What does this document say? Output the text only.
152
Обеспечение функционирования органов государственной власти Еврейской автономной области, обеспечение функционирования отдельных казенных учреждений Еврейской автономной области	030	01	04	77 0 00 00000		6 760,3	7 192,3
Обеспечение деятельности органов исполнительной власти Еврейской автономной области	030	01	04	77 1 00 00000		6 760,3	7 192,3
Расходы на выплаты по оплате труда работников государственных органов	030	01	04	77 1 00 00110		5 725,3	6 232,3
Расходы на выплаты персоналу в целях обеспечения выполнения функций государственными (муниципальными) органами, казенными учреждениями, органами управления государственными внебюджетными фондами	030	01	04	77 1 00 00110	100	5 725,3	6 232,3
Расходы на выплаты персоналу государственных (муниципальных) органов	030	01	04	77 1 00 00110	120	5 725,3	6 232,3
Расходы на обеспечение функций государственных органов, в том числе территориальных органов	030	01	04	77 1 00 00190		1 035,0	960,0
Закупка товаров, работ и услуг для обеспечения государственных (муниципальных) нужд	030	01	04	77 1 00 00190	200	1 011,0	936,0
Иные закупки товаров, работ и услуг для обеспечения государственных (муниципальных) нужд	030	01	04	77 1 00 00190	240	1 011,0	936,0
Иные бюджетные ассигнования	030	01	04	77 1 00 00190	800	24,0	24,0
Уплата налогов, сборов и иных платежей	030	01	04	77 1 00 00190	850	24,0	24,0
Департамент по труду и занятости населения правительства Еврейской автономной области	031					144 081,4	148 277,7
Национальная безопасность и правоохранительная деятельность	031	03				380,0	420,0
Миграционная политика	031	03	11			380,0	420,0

* * *

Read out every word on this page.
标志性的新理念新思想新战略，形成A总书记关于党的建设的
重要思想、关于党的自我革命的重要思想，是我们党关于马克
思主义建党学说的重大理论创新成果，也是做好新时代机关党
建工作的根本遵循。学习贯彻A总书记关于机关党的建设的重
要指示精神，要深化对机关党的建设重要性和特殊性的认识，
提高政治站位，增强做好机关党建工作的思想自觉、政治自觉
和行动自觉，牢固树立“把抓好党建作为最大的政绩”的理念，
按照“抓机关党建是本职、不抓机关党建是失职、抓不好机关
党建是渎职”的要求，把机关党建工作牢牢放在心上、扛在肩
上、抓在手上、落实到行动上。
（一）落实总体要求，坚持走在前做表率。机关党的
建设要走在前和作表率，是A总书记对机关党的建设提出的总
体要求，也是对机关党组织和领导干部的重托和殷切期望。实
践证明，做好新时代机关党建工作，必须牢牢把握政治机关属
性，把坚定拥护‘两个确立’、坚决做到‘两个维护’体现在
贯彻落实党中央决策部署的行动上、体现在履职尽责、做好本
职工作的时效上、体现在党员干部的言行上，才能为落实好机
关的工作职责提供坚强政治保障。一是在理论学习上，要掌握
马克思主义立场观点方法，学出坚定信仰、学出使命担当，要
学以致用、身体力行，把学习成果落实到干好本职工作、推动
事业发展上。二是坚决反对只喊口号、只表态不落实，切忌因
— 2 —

==

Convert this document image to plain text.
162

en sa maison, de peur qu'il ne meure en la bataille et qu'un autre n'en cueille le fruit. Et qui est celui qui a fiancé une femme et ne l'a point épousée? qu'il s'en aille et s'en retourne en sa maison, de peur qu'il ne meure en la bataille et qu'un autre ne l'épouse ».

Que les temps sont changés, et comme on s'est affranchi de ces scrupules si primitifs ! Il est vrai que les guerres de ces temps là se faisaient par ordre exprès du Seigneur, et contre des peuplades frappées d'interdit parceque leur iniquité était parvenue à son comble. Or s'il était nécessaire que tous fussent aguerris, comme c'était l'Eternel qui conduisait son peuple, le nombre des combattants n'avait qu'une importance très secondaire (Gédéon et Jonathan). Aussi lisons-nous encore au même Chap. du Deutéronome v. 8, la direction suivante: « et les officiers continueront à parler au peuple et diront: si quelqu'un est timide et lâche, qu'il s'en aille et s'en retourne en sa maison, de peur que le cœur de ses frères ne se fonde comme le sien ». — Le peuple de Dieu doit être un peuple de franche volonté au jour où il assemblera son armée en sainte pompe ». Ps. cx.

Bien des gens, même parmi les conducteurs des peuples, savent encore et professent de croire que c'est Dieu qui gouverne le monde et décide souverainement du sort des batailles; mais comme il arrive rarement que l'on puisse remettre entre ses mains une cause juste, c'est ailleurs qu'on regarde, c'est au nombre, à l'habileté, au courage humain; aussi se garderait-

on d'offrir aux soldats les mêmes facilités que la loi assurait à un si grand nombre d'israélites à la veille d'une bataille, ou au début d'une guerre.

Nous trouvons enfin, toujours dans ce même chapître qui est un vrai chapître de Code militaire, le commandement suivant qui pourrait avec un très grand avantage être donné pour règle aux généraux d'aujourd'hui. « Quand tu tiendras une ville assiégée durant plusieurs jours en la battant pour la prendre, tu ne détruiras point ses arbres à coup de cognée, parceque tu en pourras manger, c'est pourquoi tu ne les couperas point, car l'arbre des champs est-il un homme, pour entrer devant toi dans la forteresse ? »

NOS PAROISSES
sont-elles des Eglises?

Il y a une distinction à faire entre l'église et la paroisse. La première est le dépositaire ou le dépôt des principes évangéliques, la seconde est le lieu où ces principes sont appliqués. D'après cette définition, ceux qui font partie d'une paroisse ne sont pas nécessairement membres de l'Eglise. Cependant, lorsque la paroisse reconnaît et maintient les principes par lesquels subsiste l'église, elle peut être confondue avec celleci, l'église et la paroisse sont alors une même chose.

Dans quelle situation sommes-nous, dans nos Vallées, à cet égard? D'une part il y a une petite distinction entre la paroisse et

__TO DO__
Some lines of the data above may hold the word "услуг"; report how many do, and nothing else.

__REPLY TO THE EXERCISE__
2